__Exercise task__:
Lines containing the string "resultater" are to be counted. Write only how many there are.

__Supplied information__:
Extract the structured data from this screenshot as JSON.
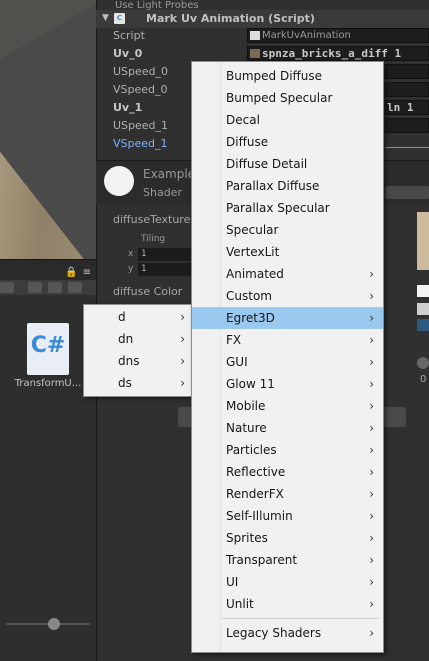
{
  "inspector": {
    "cut_row": "Use Light Probes",
    "component_title": "Mark Uv Animation (Script)",
    "props": [
      {
        "label": "Script",
        "value": "MarkUvAnimation"
      },
      {
        "label": "Uv_0",
        "value": "spnza_bricks_a_diff 1"
      },
      {
        "label": "USpeed_0",
        "value": ""
      },
      {
        "label": "VSpeed_0",
        "value": ""
      },
      {
        "label": "Uv_1",
        "value": "ln 1"
      },
      {
        "label": "USpeed_1",
        "value": ""
      },
      {
        "label": "VSpeed_1",
        "value": ""
      }
    ],
    "material_title": "Example",
    "material_shader_label": "Shader",
    "diffuse_texture_label": "diffuseTexture",
    "tiling_label": "Tiling",
    "tiling_x_label": "x",
    "tiling_x": "1",
    "tiling_y_label": "y",
    "tiling_y": "1",
    "diffuse_color_label": "diffuse Color",
    "right_number": "0"
  },
  "project": {
    "asset_name": "TransformU...",
    "asset_glyph": "C#"
  },
  "menus": {
    "main_items": [
      {
        "label": "Bumped Diffuse",
        "submenu": false
      },
      {
        "label": "Bumped Specular",
        "submenu": false
      },
      {
        "label": "Decal",
        "submenu": false
      },
      {
        "label": "Diffuse",
        "submenu": false
      },
      {
        "label": "Diffuse Detail",
        "submenu": false
      },
      {
        "label": "Parallax Diffuse",
        "submenu": false
      },
      {
        "label": "Parallax Specular",
        "submenu": false
      },
      {
        "label": "Specular",
        "submenu": false
      },
      {
        "label": "VertexLit",
        "submenu": false
      },
      {
        "label": "Animated",
        "submenu": true
      },
      {
        "label": "Custom",
        "submenu": true
      },
      {
        "label": "Egret3D",
        "submenu": true,
        "highlighted": true
      },
      {
        "label": "FX",
        "submenu": true
      },
      {
        "label": "GUI",
        "submenu": true
      },
      {
        "label": "Glow 11",
        "submenu": true
      },
      {
        "label": "Mobile",
        "submenu": true
      },
      {
        "label": "Nature",
        "submenu": true
      },
      {
        "label": "Particles",
        "submenu": true
      },
      {
        "label": "Reflective",
        "submenu": true
      },
      {
        "label": "RenderFX",
        "submenu": true
      },
      {
        "label": "Self-Illumin",
        "submenu": true
      },
      {
        "label": "Sprites",
        "submenu": true
      },
      {
        "label": "Transparent",
        "submenu": true
      },
      {
        "label": "UI",
        "submenu": true
      },
      {
        "label": "Unlit",
        "submenu": true
      },
      {
        "label": "Legacy Shaders",
        "submenu": true
      }
    ],
    "sub_items": [
      {
        "label": "d",
        "submenu": true
      },
      {
        "label": "dn",
        "submenu": true
      },
      {
        "label": "dns",
        "submenu": true
      },
      {
        "label": "ds",
        "submenu": true
      }
    ],
    "arrow_glyph": "›",
    "highlight_color": "#99c9ef"
  }
}
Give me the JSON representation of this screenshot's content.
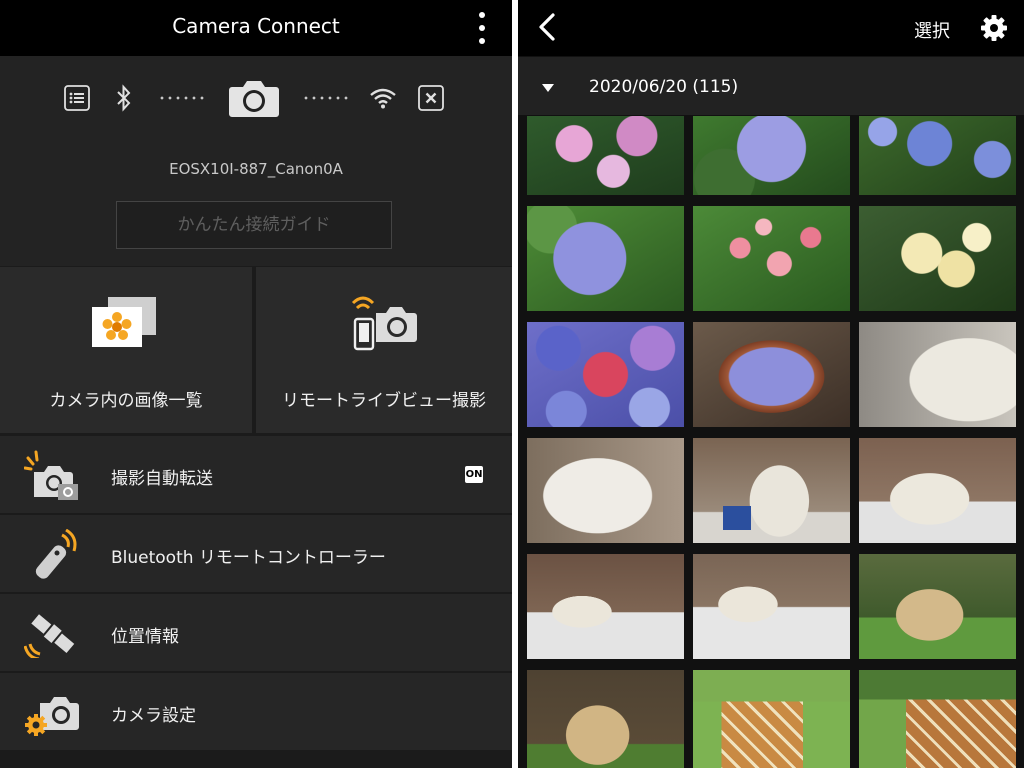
{
  "left": {
    "header": {
      "title": "Camera Connect"
    },
    "connection": {
      "camera_name": "EOSX10I-887_Canon0A",
      "guide_label": "かんたん接続ガイド"
    },
    "tiles": [
      {
        "label": "カメラ内の画像一覧",
        "icon": "image-list-icon"
      },
      {
        "label": "リモートライブビュー撮影",
        "icon": "remote-shoot-icon"
      }
    ],
    "menu": [
      {
        "label": "撮影自動転送",
        "icon": "auto-transfer-icon",
        "badge": "ON"
      },
      {
        "label": "Bluetooth リモートコントローラー",
        "icon": "bluetooth-remote-icon"
      },
      {
        "label": "位置情報",
        "icon": "satellite-icon"
      },
      {
        "label": "カメラ設定",
        "icon": "camera-settings-icon"
      }
    ]
  },
  "right": {
    "header": {
      "select_label": "選択"
    },
    "date_group": {
      "label": "2020/06/20 (115)"
    },
    "thumbnails": [
      "hydrangea-pink",
      "hydrangea-blue",
      "hydrangea-blue2",
      "hydrangea-lav",
      "roses-pink",
      "roses-cream",
      "hydrangea-mix",
      "bowl",
      "bear1",
      "bear2",
      "bear3",
      "bear4",
      "bear5",
      "bear6",
      "lion1",
      "lion2",
      "giraffe1",
      "giraffe2"
    ]
  },
  "colors": {
    "accent_orange": "#f5a623",
    "bg_dark": "#1b1b1b",
    "header_black": "#000000"
  }
}
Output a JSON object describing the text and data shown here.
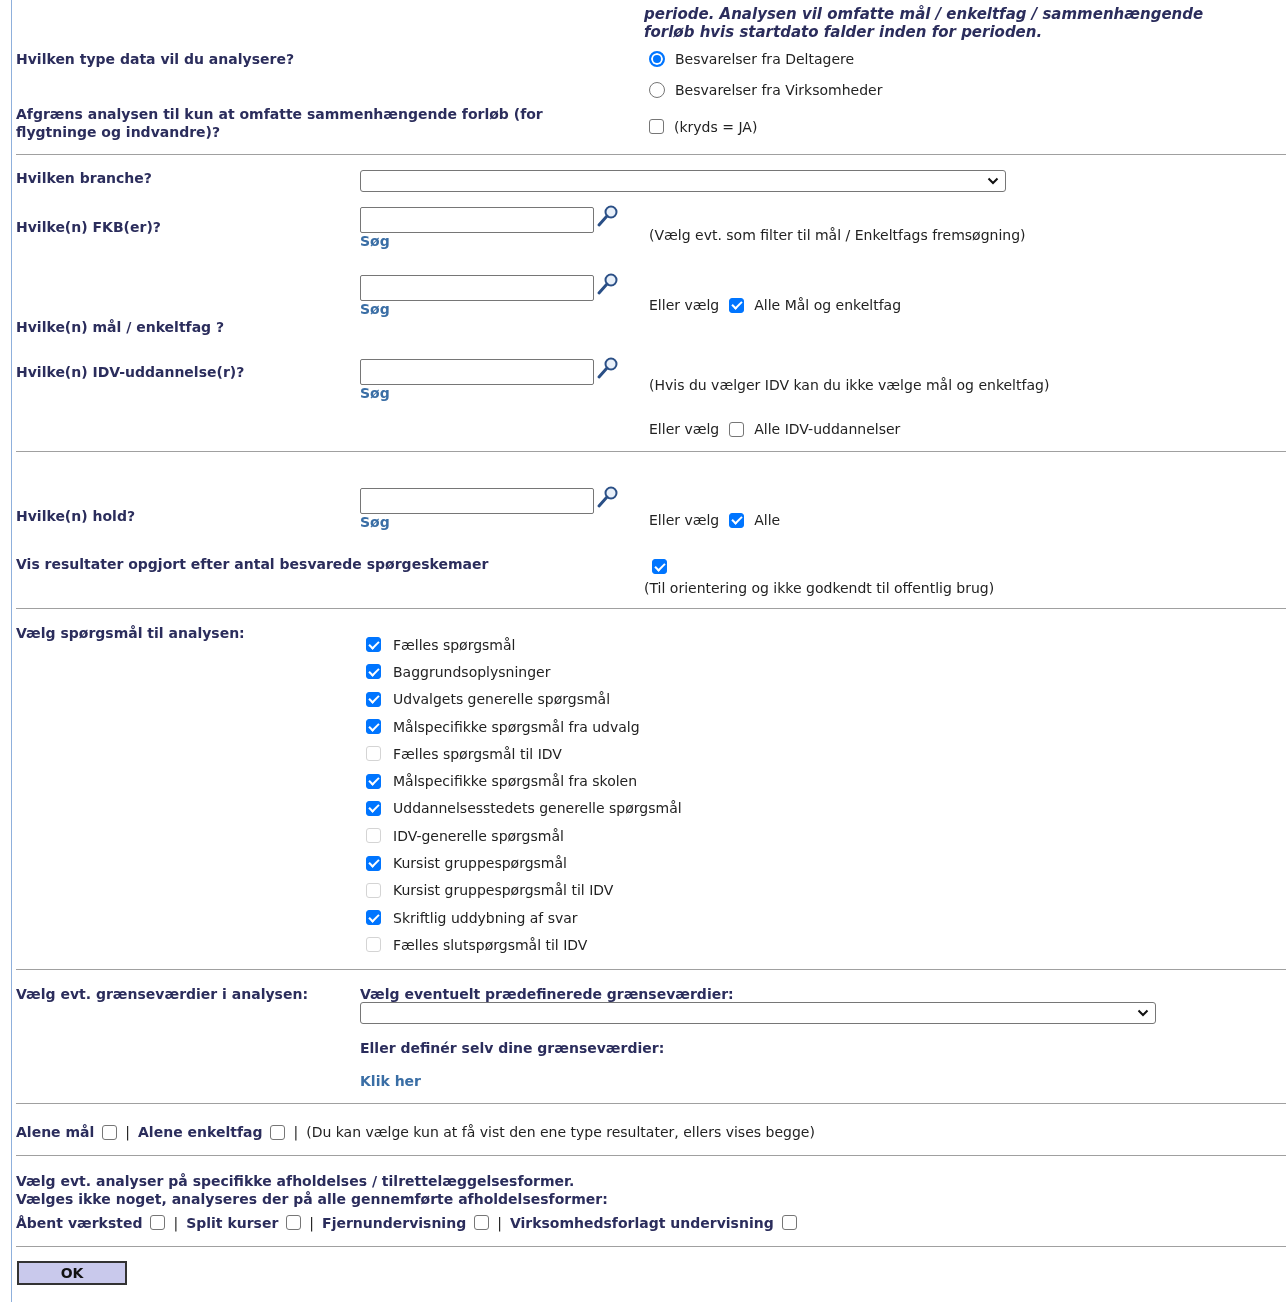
{
  "intro_note": "periode. Analysen vil omfatte mål / enkeltfag / sammenhængende forløb hvis startdato falder inden for perioden.",
  "data_type": {
    "label": "Hvilken type data vil du analysere?",
    "options": [
      {
        "label": "Besvarelser fra Deltagere",
        "selected": true
      },
      {
        "label": "Besvarelser fra Virksomheder",
        "selected": false
      }
    ]
  },
  "restrict": {
    "label": "Afgræns analysen til kun at omfatte sammenhængende forløb (for flygtninge og indvandre)?",
    "checked": false,
    "checkbox_label": "(kryds = JA)"
  },
  "branche": {
    "label": "Hvilken branche?"
  },
  "search_rows": [
    {
      "label": "Hvilke(n) FKB(er)?",
      "link": "Søg",
      "right": [
        {
          "kind": "note",
          "text": "(Vælg evt. som filter til mål / Enkeltfags fremsøgning)"
        }
      ]
    },
    {
      "label": "Hvilke(n) mål / enkeltfag ?",
      "link": "Søg",
      "right": [
        {
          "kind": "choice",
          "prefix": "Eller vælg",
          "checked": true,
          "text": "Alle Mål og enkeltfag"
        }
      ]
    },
    {
      "label": "Hvilke(n) IDV-uddannelse(r)?",
      "link": "Søg",
      "right": [
        {
          "kind": "note",
          "text": "(Hvis du vælger IDV kan du ikke vælge mål og enkeltfag)"
        },
        {
          "kind": "choice",
          "prefix": "Eller vælg",
          "checked": false,
          "text": "Alle IDV-uddannelser"
        }
      ]
    },
    {
      "label": "Hvilke(n) hold?",
      "link": "Søg",
      "divider_before": true,
      "right": [
        {
          "kind": "choice",
          "prefix": "Eller vælg",
          "checked": true,
          "text": "Alle"
        }
      ]
    }
  ],
  "count_results": {
    "label": "Vis resultater opgjort efter antal besvarede spørgeskemaer",
    "checked": true,
    "note": "(Til orientering og ikke godkendt til offentlig brug)"
  },
  "questions": {
    "label": "Vælg spørgsmål til analysen:",
    "items": [
      {
        "label": "Fælles spørgsmål",
        "checked": true,
        "disabled": false
      },
      {
        "label": "Baggrundsoplysninger",
        "checked": true,
        "disabled": false
      },
      {
        "label": "Udvalgets generelle spørgsmål",
        "checked": true,
        "disabled": false
      },
      {
        "label": "Målspecifikke spørgsmål fra udvalg",
        "checked": true,
        "disabled": false
      },
      {
        "label": "Fælles spørgsmål til IDV",
        "checked": false,
        "disabled": true
      },
      {
        "label": "Målspecifikke spørgsmål fra skolen",
        "checked": true,
        "disabled": false
      },
      {
        "label": "Uddannelsesstedets generelle spørgsmål",
        "checked": true,
        "disabled": false
      },
      {
        "label": "IDV-generelle spørgsmål",
        "checked": false,
        "disabled": true
      },
      {
        "label": "Kursist gruppespørgsmål",
        "checked": true,
        "disabled": false
      },
      {
        "label": "Kursist gruppespørgsmål til IDV",
        "checked": false,
        "disabled": true
      },
      {
        "label": "Skriftlig uddybning af svar",
        "checked": true,
        "disabled": false
      },
      {
        "label": "Fælles slutspørgsmål til IDV",
        "checked": false,
        "disabled": true
      }
    ]
  },
  "thresholds": {
    "label": "Vælg evt. grænseværdier i analysen:",
    "heading": "Vælg eventuelt prædefinerede grænseværdier:",
    "own_heading": "Eller definér selv dine grænseværdier:",
    "link": "Klik her"
  },
  "only_row": {
    "items": [
      {
        "label": "Alene mål",
        "checked": false
      },
      {
        "separator": "|",
        "label": "Alene enkeltfag",
        "checked": false
      }
    ],
    "note_separator": "|",
    "note": "(Du kan vælge kun at få vist den ene type resultater, ellers vises begge)"
  },
  "forms": {
    "lines": [
      "Vælg evt. analyser på specifikke afholdelses / tilrettelæggelsesformer.",
      "Vælges ikke noget, analyseres der på alle gennemførte afholdelsesformer:"
    ],
    "items": [
      {
        "label": "Åbent værksted",
        "checked": false
      },
      {
        "separator": "|",
        "label": "Split kurser",
        "checked": false
      },
      {
        "separator": "|",
        "label": "Fjernundervisning",
        "checked": false
      },
      {
        "separator": "|",
        "label": "Virksomhedsforlagt undervisning",
        "checked": false
      }
    ]
  },
  "ok_button": "OK"
}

__Task response__:
2